## TASK GOAL
Repeat, exactly and in full, the lines of the listing below, but without any pictures.

## ENTRIES SHOWN
• • •

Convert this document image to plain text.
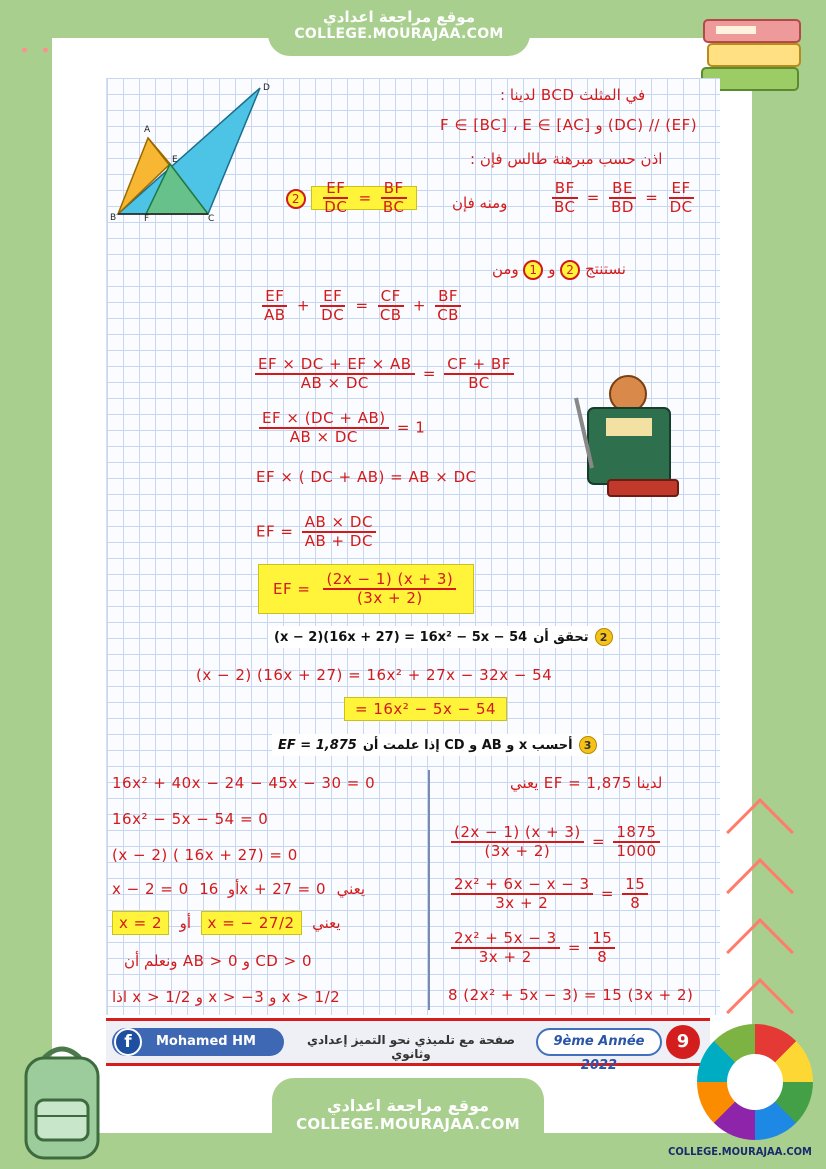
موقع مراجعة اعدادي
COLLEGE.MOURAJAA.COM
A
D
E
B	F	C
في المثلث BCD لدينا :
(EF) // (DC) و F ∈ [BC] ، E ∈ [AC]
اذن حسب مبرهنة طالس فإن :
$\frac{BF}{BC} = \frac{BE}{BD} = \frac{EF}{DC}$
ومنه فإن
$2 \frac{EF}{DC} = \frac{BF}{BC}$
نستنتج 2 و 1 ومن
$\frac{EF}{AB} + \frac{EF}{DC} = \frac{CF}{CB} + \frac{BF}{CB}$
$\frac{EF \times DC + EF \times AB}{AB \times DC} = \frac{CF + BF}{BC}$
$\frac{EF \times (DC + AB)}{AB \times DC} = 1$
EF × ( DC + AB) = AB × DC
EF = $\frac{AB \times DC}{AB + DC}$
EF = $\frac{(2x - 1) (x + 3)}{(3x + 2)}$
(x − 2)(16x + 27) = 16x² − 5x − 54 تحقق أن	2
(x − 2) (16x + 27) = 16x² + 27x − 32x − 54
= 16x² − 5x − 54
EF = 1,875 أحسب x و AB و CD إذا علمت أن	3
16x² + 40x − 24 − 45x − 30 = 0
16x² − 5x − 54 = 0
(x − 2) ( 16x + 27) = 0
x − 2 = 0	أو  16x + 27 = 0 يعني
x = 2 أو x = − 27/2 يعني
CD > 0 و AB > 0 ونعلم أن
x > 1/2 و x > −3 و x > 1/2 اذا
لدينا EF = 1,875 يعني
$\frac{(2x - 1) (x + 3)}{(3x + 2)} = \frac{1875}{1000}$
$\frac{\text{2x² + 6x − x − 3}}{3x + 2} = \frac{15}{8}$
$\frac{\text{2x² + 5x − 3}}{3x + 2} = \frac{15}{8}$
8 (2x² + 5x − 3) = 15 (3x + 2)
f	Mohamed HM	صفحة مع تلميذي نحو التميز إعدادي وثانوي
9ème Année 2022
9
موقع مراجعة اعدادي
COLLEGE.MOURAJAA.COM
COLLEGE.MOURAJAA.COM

• • •

## SOLUTION FOR THIS TASK
Convert this document image to plain text.
موقع مراجعة اعدادي
COLLEGE.MOURAJAA.COM
A
D
E
B	F	C
في المثلث BCD لدينا :
(EF) // (DC) و F ∈ [BC] ، E ∈ [AC]
اذن حسب مبرهنة طالس فإن :
$\frac{BF}{BC} = \frac{BE}{BD} = \frac{EF}{DC}$
ومنه فإن
$2 \frac{EF}{DC} = \frac{BF}{BC}$
نستنتج 2 و 1 ومن
$\frac{EF}{AB} + \frac{EF}{DC} = \frac{CF}{CB} + \frac{BF}{CB}$
$\frac{EF \times DC + EF \times AB}{AB \times DC} = \frac{CF + BF}{BC}$
$\frac{EF \times (DC + AB)}{AB \times DC} = 1$
EF × ( DC + AB) = AB × DC
EF = $\frac{AB \times DC}{AB + DC}$
EF = $\frac{(2x - 1) (x + 3)}{(3x + 2)}$
(x − 2)(16x + 27) = 16x² − 5x − 54 تحقق أن	2
(x − 2) (16x + 27) = 16x² + 27x − 32x − 54
= 16x² − 5x − 54
EF = 1,875 أحسب x و AB و CD إذا علمت أن	3
16x² + 40x − 24 − 45x − 30 = 0
16x² − 5x − 54 = 0
(x − 2) ( 16x + 27) = 0
x − 2 = 0	أو  16x + 27 = 0 يعني
x = 2 أو x = − 27/2 يعني
CD > 0 و AB > 0 ونعلم أن
x > 1/2 و x > −3 و x > 1/2 اذا
لدينا EF = 1,875 يعني
$\frac{(2x - 1) (x + 3)}{(3x + 2)} = \frac{1875}{1000}$
$\frac{\text{2x² + 6x − x − 3}}{3x + 2} = \frac{15}{8}$
$\frac{\text{2x² + 5x − 3}}{3x + 2} = \frac{15}{8}$
8 (2x² + 5x − 3) = 15 (3x + 2)
f	Mohamed HM	صفحة مع تلميذي نحو التميز إعدادي وثانوي
9ème Année 2022
9
موقع مراجعة اعدادي
COLLEGE.MOURAJAA.COM
COLLEGE.MOURAJAA.COM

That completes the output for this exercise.